→ **TASK DETAILS**:
Count every line that has the word "grid". Give the number, without anything more.

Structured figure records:
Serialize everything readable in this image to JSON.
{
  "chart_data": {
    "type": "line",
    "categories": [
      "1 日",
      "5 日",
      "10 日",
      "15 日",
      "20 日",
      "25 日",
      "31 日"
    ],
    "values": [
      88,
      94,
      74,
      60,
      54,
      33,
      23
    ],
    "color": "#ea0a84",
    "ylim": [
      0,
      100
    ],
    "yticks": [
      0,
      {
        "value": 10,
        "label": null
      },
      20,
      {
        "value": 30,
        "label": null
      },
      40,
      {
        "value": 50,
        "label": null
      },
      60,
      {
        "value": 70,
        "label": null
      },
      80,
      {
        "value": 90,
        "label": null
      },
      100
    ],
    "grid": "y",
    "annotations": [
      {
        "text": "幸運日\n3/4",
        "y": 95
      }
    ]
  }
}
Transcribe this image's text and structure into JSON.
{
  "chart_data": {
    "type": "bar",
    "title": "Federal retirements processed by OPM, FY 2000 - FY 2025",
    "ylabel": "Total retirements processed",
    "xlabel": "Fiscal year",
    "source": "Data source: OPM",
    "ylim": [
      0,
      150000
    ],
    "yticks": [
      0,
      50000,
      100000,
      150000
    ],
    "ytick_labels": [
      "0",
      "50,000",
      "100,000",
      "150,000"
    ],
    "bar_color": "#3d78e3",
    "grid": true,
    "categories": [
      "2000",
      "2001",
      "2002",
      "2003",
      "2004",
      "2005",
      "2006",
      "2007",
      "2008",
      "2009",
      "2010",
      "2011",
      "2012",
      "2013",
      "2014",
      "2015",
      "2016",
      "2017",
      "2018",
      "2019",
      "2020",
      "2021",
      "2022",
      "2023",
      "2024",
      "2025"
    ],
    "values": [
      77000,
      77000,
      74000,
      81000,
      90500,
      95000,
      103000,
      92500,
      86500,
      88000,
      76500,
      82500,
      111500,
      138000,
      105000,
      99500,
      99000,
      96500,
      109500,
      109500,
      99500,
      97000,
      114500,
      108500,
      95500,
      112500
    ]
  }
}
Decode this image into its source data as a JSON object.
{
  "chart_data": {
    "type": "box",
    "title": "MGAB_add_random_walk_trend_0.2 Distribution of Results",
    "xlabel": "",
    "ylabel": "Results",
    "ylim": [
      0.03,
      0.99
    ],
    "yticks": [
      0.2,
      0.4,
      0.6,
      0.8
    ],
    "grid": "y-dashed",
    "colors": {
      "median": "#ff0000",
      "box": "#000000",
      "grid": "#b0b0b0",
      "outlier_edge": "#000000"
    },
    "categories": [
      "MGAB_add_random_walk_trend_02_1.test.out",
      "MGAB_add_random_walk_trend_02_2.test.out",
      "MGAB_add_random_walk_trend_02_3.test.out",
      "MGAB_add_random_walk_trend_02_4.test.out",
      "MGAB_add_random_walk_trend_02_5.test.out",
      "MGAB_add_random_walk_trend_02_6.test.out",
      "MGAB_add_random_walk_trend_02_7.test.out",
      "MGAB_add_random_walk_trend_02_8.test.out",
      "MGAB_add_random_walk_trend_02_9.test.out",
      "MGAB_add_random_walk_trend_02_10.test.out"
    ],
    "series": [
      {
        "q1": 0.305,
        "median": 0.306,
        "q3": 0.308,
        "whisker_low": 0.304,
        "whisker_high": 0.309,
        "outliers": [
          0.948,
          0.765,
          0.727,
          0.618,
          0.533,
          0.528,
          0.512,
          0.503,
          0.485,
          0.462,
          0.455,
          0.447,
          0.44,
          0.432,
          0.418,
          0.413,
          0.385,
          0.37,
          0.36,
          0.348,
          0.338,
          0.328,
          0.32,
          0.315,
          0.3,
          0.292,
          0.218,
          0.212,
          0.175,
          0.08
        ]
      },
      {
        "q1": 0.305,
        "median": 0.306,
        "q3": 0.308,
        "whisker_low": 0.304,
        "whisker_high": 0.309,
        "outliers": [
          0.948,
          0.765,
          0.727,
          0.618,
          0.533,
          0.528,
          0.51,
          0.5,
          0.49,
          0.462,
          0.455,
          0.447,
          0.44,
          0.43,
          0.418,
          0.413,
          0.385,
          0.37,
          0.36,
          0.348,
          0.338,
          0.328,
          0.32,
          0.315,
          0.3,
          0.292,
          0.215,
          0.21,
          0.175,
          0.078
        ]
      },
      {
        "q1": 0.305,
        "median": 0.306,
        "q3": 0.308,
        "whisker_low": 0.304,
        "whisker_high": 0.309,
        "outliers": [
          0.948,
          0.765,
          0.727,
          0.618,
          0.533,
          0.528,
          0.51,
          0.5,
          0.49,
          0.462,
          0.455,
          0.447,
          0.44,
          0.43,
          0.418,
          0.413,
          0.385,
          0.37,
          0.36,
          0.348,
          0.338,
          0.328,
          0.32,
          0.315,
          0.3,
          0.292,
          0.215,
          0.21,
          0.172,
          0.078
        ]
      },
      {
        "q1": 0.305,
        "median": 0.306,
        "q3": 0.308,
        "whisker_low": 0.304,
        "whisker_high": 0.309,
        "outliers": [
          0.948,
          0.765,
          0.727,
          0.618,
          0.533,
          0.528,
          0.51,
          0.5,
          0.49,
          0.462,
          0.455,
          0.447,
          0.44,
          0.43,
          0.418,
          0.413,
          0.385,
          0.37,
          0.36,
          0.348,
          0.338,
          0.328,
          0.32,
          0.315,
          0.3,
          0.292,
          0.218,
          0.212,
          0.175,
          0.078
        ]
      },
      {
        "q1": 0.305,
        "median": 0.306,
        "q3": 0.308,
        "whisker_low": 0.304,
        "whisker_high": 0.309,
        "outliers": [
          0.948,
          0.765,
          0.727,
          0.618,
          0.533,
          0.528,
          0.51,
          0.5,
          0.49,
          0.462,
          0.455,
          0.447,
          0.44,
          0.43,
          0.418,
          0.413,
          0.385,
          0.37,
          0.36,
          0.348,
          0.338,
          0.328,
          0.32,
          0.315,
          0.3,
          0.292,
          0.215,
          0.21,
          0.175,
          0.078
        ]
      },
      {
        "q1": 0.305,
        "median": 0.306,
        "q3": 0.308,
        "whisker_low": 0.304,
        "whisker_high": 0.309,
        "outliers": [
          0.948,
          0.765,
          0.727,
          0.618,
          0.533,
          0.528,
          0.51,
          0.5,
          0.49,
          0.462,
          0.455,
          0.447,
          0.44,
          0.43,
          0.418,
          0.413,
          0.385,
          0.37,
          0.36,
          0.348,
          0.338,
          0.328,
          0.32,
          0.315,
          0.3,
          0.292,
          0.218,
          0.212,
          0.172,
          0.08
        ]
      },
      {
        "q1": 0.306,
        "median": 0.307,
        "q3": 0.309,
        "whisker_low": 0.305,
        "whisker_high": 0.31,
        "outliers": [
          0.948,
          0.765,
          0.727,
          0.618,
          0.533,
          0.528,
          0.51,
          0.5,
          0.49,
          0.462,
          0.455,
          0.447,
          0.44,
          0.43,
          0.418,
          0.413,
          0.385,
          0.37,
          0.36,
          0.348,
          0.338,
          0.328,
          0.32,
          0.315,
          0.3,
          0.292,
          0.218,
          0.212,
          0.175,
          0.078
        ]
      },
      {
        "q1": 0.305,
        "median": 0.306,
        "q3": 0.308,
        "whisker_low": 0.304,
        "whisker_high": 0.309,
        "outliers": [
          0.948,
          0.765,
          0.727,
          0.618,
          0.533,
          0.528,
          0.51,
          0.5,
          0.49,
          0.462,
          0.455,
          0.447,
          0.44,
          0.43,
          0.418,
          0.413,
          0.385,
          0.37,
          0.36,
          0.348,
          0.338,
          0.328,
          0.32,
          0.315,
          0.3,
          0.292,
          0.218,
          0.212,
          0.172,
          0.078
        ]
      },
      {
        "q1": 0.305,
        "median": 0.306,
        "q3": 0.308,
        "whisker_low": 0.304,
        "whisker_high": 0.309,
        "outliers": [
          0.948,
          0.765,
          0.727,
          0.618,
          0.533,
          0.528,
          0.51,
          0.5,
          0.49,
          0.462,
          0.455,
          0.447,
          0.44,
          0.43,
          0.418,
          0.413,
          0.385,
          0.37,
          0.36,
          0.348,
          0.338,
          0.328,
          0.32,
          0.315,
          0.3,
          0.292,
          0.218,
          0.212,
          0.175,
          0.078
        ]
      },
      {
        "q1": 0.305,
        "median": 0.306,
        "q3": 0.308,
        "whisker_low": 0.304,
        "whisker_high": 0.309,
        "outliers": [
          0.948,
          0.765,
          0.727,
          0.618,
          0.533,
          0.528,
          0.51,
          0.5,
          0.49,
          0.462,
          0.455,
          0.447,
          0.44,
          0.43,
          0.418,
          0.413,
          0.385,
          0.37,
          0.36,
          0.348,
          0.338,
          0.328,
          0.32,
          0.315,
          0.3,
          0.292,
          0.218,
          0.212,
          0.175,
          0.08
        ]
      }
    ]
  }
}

→ **PROBLEM SOLUTION**:
4